PROBLEM STATEMENT:
Repeat the entire listing exactly.

DATA RECORDS:

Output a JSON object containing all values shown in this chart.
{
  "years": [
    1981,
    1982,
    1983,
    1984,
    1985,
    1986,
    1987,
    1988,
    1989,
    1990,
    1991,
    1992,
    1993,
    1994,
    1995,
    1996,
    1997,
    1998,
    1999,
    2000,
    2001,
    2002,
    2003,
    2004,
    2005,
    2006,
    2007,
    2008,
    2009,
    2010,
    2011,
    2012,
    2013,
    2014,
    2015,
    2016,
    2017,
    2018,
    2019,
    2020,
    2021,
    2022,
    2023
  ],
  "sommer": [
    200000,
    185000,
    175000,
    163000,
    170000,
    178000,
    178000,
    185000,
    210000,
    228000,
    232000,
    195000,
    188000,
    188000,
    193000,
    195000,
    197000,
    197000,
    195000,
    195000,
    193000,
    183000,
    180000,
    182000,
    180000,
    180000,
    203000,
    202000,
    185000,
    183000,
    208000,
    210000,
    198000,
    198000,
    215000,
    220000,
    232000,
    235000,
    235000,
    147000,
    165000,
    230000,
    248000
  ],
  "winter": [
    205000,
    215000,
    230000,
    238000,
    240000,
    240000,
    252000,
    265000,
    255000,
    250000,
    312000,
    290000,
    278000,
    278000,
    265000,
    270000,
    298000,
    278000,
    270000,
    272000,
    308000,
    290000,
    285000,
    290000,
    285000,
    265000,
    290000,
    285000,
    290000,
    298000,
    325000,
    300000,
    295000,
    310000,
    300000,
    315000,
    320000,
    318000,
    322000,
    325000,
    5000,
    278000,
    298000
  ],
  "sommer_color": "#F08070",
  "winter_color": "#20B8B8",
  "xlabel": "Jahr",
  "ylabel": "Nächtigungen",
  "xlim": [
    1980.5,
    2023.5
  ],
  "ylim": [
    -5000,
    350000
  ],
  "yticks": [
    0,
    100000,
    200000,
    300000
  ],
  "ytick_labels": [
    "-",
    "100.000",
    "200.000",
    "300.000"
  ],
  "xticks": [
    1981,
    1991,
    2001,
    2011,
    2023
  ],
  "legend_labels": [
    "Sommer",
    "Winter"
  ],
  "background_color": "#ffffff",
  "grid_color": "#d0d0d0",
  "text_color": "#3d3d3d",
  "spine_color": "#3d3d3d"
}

TASK SOLUTION:
Output a JSON object containing all values shown in this chart.
{
  "years": [
    1981,
    1982,
    1983,
    1984,
    1985,
    1986,
    1987,
    1988,
    1989,
    1990,
    1991,
    1992,
    1993,
    1994,
    1995,
    1996,
    1997,
    1998,
    1999,
    2000,
    2001,
    2002,
    2003,
    2004,
    2005,
    2006,
    2007,
    2008,
    2009,
    2010,
    2011,
    2012,
    2013,
    2014,
    2015,
    2016,
    2017,
    2018,
    2019,
    2020,
    2021,
    2022,
    2023
  ],
  "sommer": [
    200000,
    185000,
    175000,
    163000,
    170000,
    178000,
    178000,
    185000,
    210000,
    228000,
    232000,
    195000,
    188000,
    188000,
    193000,
    195000,
    197000,
    197000,
    195000,
    195000,
    193000,
    183000,
    180000,
    182000,
    180000,
    180000,
    203000,
    202000,
    185000,
    183000,
    208000,
    210000,
    198000,
    198000,
    215000,
    220000,
    232000,
    235000,
    235000,
    147000,
    165000,
    230000,
    248000
  ],
  "winter": [
    205000,
    215000,
    230000,
    238000,
    240000,
    240000,
    252000,
    265000,
    255000,
    250000,
    312000,
    290000,
    278000,
    278000,
    265000,
    270000,
    298000,
    278000,
    270000,
    272000,
    308000,
    290000,
    285000,
    290000,
    285000,
    265000,
    290000,
    285000,
    290000,
    298000,
    325000,
    300000,
    295000,
    310000,
    300000,
    315000,
    320000,
    318000,
    322000,
    325000,
    5000,
    278000,
    298000
  ],
  "sommer_color": "#F08070",
  "winter_color": "#20B8B8",
  "xlabel": "Jahr",
  "ylabel": "Nächtigungen",
  "xlim": [
    1980.5,
    2023.5
  ],
  "ylim": [
    -5000,
    350000
  ],
  "yticks": [
    0,
    100000,
    200000,
    300000
  ],
  "ytick_labels": [
    "-",
    "100.000",
    "200.000",
    "300.000"
  ],
  "xticks": [
    1981,
    1991,
    2001,
    2011,
    2023
  ],
  "legend_labels": [
    "Sommer",
    "Winter"
  ],
  "background_color": "#ffffff",
  "grid_color": "#d0d0d0",
  "text_color": "#3d3d3d",
  "spine_color": "#3d3d3d"
}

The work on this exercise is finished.